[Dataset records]
>> start

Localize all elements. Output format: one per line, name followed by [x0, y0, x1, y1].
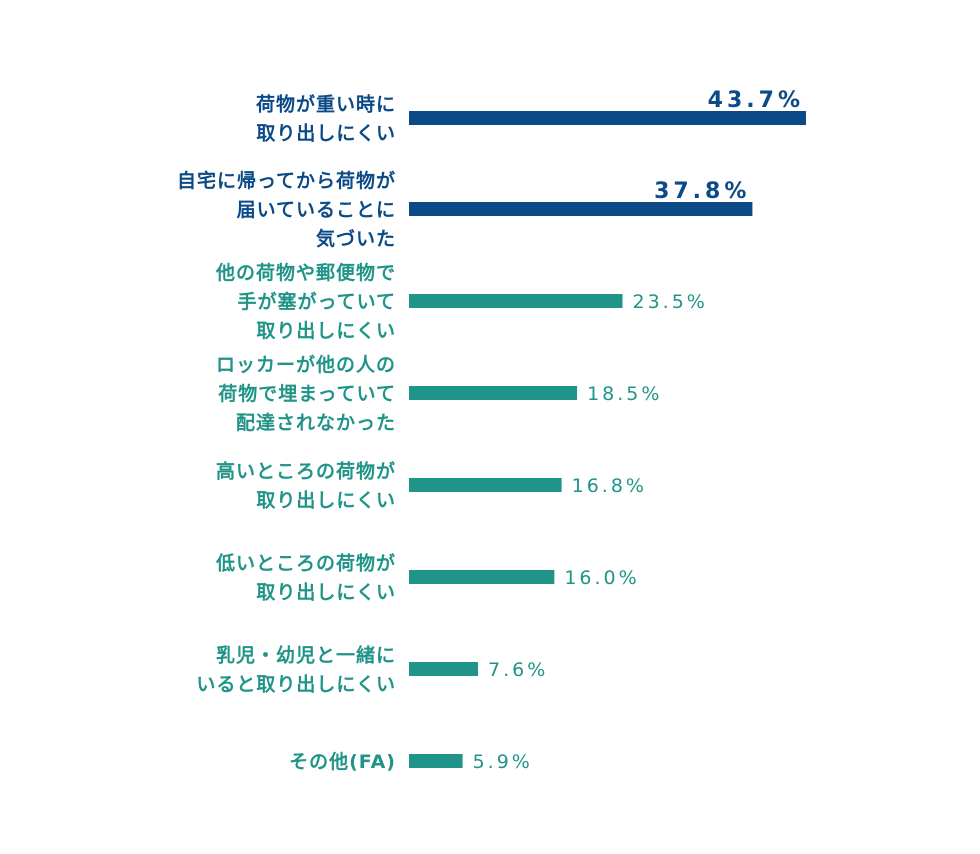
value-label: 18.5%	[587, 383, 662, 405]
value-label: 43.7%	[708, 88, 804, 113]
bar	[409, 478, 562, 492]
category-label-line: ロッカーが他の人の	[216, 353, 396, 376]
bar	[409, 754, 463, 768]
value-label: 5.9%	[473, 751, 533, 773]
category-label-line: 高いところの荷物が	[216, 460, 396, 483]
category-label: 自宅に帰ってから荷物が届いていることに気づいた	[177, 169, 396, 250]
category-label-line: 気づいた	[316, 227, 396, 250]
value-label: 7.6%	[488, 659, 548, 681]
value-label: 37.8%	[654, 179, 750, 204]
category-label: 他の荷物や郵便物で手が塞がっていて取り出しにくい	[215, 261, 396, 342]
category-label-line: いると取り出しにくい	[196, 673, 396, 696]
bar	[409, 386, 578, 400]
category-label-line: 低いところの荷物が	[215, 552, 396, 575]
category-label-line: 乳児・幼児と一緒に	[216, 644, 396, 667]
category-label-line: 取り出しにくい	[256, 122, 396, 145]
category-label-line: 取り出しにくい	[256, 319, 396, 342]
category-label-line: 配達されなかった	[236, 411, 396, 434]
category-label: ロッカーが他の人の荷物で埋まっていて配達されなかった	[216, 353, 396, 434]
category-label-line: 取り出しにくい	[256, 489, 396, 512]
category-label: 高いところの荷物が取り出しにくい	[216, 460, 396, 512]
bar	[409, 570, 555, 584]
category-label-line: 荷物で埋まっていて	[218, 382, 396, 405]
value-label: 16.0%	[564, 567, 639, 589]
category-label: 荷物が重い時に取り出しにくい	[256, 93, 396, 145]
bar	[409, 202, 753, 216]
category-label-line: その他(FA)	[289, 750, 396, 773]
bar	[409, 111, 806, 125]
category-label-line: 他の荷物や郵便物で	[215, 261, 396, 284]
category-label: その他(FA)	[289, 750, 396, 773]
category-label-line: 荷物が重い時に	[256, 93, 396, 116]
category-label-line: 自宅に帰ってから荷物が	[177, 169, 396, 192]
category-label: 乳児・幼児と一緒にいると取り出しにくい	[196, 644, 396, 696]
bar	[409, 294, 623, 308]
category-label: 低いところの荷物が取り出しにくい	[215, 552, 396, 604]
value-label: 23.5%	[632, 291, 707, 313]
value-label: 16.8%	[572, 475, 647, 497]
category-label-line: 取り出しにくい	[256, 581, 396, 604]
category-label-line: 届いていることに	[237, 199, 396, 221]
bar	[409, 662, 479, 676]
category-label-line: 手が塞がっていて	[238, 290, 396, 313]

>> end
>> start

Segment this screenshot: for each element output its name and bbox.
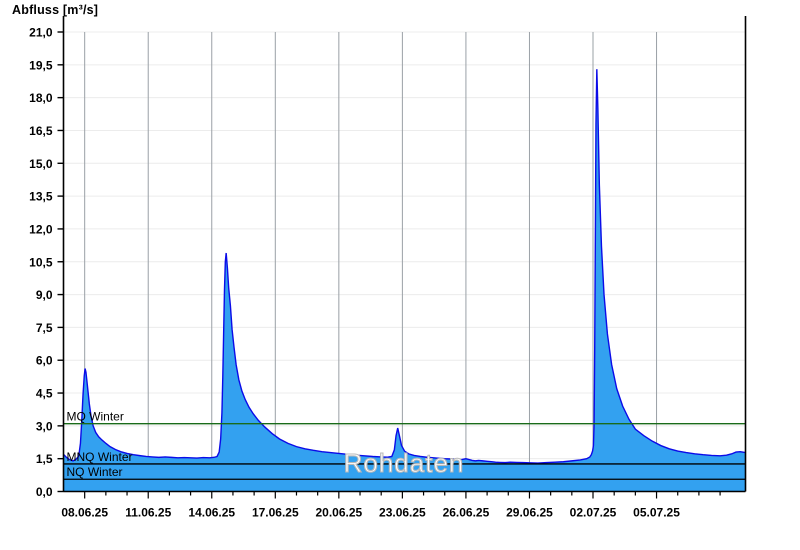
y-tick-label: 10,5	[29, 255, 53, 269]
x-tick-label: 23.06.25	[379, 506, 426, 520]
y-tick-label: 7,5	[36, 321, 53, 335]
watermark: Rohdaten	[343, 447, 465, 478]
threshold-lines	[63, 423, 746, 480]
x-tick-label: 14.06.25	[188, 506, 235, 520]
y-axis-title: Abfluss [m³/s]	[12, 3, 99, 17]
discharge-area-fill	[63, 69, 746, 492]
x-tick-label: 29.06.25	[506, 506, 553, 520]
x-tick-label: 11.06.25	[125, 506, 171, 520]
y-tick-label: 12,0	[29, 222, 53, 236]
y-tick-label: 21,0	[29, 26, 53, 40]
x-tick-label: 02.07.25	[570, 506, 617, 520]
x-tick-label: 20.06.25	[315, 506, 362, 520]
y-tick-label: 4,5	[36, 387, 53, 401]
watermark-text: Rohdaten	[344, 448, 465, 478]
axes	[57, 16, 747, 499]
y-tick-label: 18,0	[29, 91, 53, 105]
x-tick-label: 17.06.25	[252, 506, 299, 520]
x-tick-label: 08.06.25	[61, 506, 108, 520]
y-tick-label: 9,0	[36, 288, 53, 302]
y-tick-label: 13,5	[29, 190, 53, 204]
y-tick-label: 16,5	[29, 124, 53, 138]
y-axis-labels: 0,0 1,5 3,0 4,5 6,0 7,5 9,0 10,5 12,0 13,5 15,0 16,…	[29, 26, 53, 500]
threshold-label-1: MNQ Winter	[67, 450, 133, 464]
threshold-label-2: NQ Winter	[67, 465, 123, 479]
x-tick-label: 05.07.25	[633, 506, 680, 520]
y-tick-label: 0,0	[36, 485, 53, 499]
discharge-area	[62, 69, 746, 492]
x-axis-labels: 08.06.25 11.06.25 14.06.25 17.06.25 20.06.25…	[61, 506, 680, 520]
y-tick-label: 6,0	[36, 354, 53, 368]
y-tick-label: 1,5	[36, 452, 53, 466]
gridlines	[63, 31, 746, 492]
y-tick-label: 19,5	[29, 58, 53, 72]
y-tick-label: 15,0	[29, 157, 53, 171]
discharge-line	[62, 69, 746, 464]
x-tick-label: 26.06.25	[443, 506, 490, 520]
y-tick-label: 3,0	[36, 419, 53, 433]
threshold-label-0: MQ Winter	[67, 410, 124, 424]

>> end
>> start

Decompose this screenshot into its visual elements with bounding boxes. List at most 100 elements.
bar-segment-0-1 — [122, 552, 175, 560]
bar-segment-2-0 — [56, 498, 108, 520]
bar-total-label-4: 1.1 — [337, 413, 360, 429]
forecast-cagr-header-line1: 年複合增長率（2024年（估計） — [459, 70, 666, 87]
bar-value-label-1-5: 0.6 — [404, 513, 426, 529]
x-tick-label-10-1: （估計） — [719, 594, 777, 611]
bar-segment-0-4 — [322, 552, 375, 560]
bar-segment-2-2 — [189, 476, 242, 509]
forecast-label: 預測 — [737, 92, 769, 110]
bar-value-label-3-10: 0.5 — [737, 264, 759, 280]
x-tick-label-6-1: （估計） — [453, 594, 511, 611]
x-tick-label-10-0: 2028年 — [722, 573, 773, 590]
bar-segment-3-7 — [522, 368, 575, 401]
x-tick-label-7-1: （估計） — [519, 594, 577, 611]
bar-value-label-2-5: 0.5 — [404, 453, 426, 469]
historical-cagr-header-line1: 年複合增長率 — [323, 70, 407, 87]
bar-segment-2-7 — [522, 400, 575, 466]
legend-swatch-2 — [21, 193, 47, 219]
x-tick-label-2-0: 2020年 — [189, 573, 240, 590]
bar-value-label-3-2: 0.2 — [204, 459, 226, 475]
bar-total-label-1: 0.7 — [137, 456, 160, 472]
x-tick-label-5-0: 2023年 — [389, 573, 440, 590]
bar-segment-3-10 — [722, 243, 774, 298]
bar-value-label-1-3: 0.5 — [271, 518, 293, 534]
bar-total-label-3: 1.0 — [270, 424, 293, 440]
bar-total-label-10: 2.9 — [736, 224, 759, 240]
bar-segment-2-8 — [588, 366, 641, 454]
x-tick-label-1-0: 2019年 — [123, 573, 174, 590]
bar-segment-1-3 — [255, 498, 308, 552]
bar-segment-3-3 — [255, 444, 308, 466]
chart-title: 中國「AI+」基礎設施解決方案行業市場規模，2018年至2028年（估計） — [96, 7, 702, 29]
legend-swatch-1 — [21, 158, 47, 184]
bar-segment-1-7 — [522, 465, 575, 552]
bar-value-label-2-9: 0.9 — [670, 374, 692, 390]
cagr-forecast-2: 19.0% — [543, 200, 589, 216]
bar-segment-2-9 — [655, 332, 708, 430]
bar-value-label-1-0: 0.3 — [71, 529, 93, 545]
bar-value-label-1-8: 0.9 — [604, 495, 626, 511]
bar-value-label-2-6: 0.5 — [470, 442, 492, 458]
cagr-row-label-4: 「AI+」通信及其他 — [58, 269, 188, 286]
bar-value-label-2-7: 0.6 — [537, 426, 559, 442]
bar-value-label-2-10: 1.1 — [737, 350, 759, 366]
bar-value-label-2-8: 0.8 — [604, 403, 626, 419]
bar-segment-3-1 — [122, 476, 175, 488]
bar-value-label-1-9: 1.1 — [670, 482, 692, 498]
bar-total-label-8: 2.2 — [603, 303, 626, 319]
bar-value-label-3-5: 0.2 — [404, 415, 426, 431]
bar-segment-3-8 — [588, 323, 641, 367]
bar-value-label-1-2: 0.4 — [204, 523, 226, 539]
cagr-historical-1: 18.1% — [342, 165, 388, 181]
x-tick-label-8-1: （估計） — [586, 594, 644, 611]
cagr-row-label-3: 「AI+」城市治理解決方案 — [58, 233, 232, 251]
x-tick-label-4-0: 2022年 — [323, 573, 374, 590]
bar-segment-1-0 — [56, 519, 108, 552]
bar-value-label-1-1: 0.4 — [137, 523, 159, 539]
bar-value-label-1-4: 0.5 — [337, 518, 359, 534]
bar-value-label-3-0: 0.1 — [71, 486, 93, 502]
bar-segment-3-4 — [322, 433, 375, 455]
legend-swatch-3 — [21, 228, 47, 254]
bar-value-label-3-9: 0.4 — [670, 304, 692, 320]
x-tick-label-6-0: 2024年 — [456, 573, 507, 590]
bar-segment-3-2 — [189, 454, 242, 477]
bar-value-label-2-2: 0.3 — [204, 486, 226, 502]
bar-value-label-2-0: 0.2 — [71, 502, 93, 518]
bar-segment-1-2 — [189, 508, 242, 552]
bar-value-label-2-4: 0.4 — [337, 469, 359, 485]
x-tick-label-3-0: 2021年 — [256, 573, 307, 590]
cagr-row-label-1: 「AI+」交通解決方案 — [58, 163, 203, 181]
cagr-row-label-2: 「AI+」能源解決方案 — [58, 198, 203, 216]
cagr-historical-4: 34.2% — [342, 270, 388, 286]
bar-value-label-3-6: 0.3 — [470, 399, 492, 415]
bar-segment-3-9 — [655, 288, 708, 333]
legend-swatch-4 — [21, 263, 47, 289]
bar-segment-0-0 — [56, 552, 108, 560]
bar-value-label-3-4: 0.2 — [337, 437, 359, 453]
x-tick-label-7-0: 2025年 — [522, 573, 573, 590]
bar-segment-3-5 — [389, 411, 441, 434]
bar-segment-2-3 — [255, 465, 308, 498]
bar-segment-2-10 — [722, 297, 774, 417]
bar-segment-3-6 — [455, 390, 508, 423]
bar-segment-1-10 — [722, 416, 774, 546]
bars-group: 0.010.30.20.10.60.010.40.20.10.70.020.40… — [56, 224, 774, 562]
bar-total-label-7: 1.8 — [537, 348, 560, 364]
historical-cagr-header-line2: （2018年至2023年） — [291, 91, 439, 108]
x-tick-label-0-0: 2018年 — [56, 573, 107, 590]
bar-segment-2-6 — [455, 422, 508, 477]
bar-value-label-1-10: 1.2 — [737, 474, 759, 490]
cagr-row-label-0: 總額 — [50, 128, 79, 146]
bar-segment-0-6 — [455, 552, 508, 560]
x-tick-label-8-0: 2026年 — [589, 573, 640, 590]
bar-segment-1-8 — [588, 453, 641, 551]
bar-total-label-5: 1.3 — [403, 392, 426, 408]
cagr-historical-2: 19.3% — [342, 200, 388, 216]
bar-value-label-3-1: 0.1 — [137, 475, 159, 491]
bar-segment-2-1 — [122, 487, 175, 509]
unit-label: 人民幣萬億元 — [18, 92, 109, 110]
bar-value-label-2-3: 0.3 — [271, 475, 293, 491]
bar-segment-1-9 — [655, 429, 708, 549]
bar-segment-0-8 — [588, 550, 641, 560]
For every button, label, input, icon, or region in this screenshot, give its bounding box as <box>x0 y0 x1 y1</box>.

>> end

Copy the lines of the records above without any change, starting with the line that contains "255, 53, 269]" and going on through the line that contains "157, 53, 171]".

## Answer for this exercise
y-tick-label: 10,5	[29, 255, 53, 269]
x-tick-label: 23.06.25	[379, 506, 426, 520]
y-tick-label: 7,5	[36, 321, 53, 335]
watermark: Rohdaten	[343, 447, 465, 478]
threshold-lines	[63, 423, 746, 480]
x-tick-label: 14.06.25	[188, 506, 235, 520]
y-axis-title: Abfluss [m³/s]	[12, 3, 99, 17]
discharge-area-fill	[63, 69, 746, 492]
x-tick-label: 29.06.25	[506, 506, 553, 520]
x-tick-label: 11.06.25	[125, 506, 171, 520]
y-tick-label: 12,0	[29, 222, 53, 236]
y-tick-label: 21,0	[29, 26, 53, 40]
x-tick-label: 02.07.25	[570, 506, 617, 520]
x-tick-label: 20.06.25	[315, 506, 362, 520]
y-tick-label: 4,5	[36, 387, 53, 401]
watermark-text: Rohdaten	[344, 448, 465, 478]
axes	[57, 16, 747, 499]
y-tick-label: 18,0	[29, 91, 53, 105]
x-tick-label: 17.06.25	[252, 506, 299, 520]
x-tick-label: 08.06.25	[61, 506, 108, 520]
y-tick-label: 9,0	[36, 288, 53, 302]
y-tick-label: 13,5	[29, 190, 53, 204]
y-tick-label: 16,5	[29, 124, 53, 138]
y-axis-labels: 0,0 1,5 3,0 4,5 6,0 7,5 9,0 10,5 12,0 13,5 15,0 16,…	[29, 26, 53, 500]
threshold-label-1: MNQ Winter	[67, 450, 133, 464]
threshold-label-2: NQ Winter	[67, 465, 123, 479]
x-tick-label: 05.07.25	[633, 506, 680, 520]
y-tick-label: 0,0	[36, 485, 53, 499]
discharge-area	[62, 69, 746, 492]
x-axis-labels: 08.06.25 11.06.25 14.06.25 17.06.25 20.06.25…	[61, 506, 680, 520]
y-tick-label: 6,0	[36, 354, 53, 368]
y-tick-label: 1,5	[36, 452, 53, 466]
gridlines	[63, 31, 746, 492]
y-tick-label: 19,5	[29, 58, 53, 72]
y-tick-label: 15,0	[29, 157, 53, 171]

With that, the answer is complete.